▶ **Exercise requirements**
Report how many lines of the data below contain "letter". Give nothing besides the number.

==== Source information

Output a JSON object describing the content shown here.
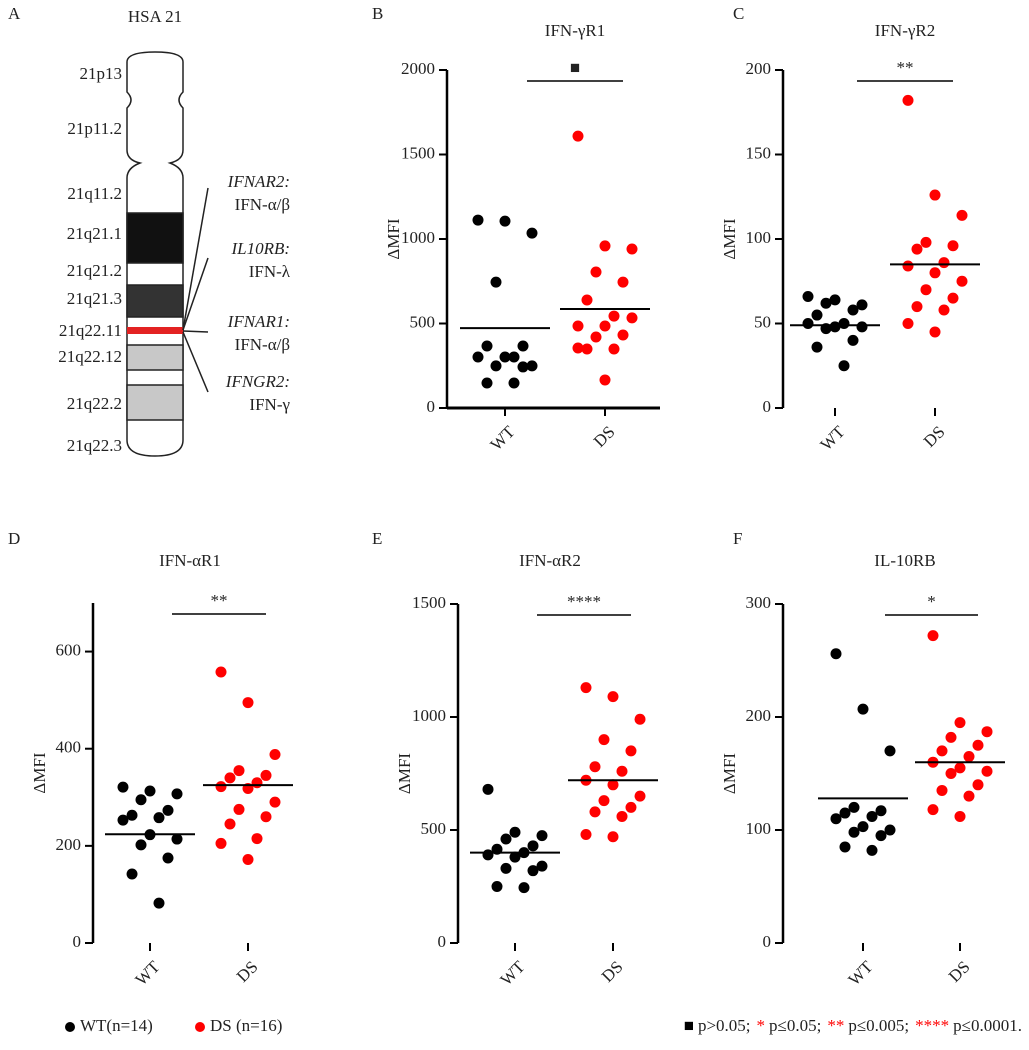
{
  "panel_a": {
    "letter": "A",
    "title": "HSA 21",
    "bands": [
      "21p13",
      "21p11.2",
      "21q11.2",
      "21q21.1",
      "21q21.2",
      "21q21.3",
      "21q22.11",
      "21q22.12",
      "21q22.2",
      "21q22.3"
    ],
    "genes": [
      {
        "gene": "IFNAR2:",
        "ligand": "IFN-α/β"
      },
      {
        "gene": "IL10RB:",
        "ligand": "IFN-λ"
      },
      {
        "gene": "IFNAR1:",
        "ligand": "IFN-α/β"
      },
      {
        "gene": "IFNGR2:",
        "ligand": "IFN-γ"
      }
    ]
  },
  "chart_data": [
    {
      "type": "strip",
      "letter": "B",
      "title": "IFN-γR1",
      "y_label": "ΔMFI",
      "categories": [
        "WT",
        "DS"
      ],
      "series": [
        {
          "name": "WT",
          "color": "#000000",
          "values": [
            1112,
            1106,
            1035,
            745,
            367,
            367,
            302,
            302,
            302,
            249,
            249,
            243,
            148,
            148
          ]
        },
        {
          "name": "DS",
          "color": "#ff0000",
          "values": [
            1609,
            959,
            941,
            805,
            745,
            639,
            544,
            485,
            485,
            533,
            420,
            432,
            349,
            349,
            355,
            166
          ]
        }
      ],
      "means": [
        473,
        586
      ],
      "significance": "■",
      "significance_color": "#000000",
      "x_axis": true,
      "ylim": [
        0,
        2000
      ],
      "yticks": [
        0,
        500,
        1000,
        1500,
        2000
      ]
    },
    {
      "type": "strip",
      "letter": "C",
      "title": "IFN-γR2",
      "y_label": "ΔMFI",
      "categories": [
        "WT",
        "DS"
      ],
      "series": [
        {
          "name": "WT",
          "color": "#000000",
          "values": [
            66,
            64,
            61,
            62,
            58,
            55,
            50,
            50,
            48,
            48,
            47,
            40,
            36,
            25
          ]
        },
        {
          "name": "DS",
          "color": "#ff0000",
          "values": [
            182,
            126,
            114,
            98,
            96,
            94,
            86,
            84,
            80,
            75,
            70,
            65,
            60,
            58,
            50,
            45
          ]
        }
      ],
      "means": [
        49,
        85
      ],
      "significance": "**",
      "significance_color": "#ff0000",
      "x_axis": false,
      "ylim": [
        0,
        200
      ],
      "yticks": [
        0,
        50,
        100,
        150,
        200
      ]
    },
    {
      "type": "strip",
      "letter": "D",
      "title": "IFN-αR1",
      "y_label": "ΔMFI",
      "categories": [
        "WT",
        "DS"
      ],
      "series": [
        {
          "name": "WT",
          "color": "#000000",
          "values": [
            321,
            313,
            307,
            295,
            273,
            263,
            258,
            253,
            223,
            214,
            202,
            175,
            142,
            82
          ]
        },
        {
          "name": "DS",
          "color": "#ff0000",
          "values": [
            558,
            495,
            388,
            355,
            345,
            340,
            330,
            322,
            318,
            290,
            275,
            260,
            245,
            215,
            205,
            172
          ]
        }
      ],
      "means": [
        224,
        325
      ],
      "significance": "**",
      "significance_color": "#ff0000",
      "x_axis": false,
      "ylim": [
        0,
        700
      ],
      "yticks": [
        0,
        200,
        400,
        600
      ]
    },
    {
      "type": "strip",
      "letter": "E",
      "title": "IFN-αR2",
      "y_label": "ΔMFI",
      "categories": [
        "WT",
        "DS"
      ],
      "series": [
        {
          "name": "WT",
          "color": "#000000",
          "values": [
            680,
            490,
            475,
            460,
            430,
            415,
            400,
            390,
            380,
            340,
            330,
            320,
            250,
            245
          ]
        },
        {
          "name": "DS",
          "color": "#ff0000",
          "values": [
            1130,
            1090,
            990,
            900,
            850,
            780,
            760,
            720,
            700,
            650,
            630,
            600,
            580,
            560,
            480,
            470
          ]
        }
      ],
      "means": [
        400,
        720
      ],
      "significance": "****",
      "significance_color": "#ff0000",
      "x_axis": false,
      "ylim": [
        0,
        1500
      ],
      "yticks": [
        0,
        500,
        1000,
        1500
      ]
    },
    {
      "type": "strip",
      "letter": "F",
      "title": "IL-10RB",
      "y_label": "ΔMFI",
      "categories": [
        "WT",
        "DS"
      ],
      "series": [
        {
          "name": "WT",
          "color": "#000000",
          "values": [
            256,
            207,
            170,
            120,
            117,
            115,
            112,
            110,
            103,
            100,
            98,
            95,
            85,
            82
          ]
        },
        {
          "name": "DS",
          "color": "#ff0000",
          "values": [
            272,
            195,
            187,
            182,
            175,
            170,
            165,
            160,
            155,
            152,
            150,
            140,
            135,
            130,
            118,
            112
          ]
        }
      ],
      "means": [
        128,
        160
      ],
      "significance": "*",
      "significance_color": "#ff0000",
      "x_axis": false,
      "ylim": [
        0,
        300
      ],
      "yticks": [
        0,
        100,
        200,
        300
      ]
    }
  ],
  "legend": [
    {
      "label": "WT(n=14)",
      "color": "#000000"
    },
    {
      "label": "DS (n=16)",
      "color": "#ff0000"
    }
  ],
  "footnote": [
    {
      "symbol": "■",
      "color": "#000000",
      "text": "p>0.05;"
    },
    {
      "symbol": "*",
      "color": "#ff0000",
      "text": "p≤0.05;"
    },
    {
      "symbol": "**",
      "color": "#ff0000",
      "text": "p≤0.005;"
    },
    {
      "symbol": "****",
      "color": "#ff0000",
      "text": "p≤0.0001."
    }
  ]
}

========

▶ **Exercise result**
6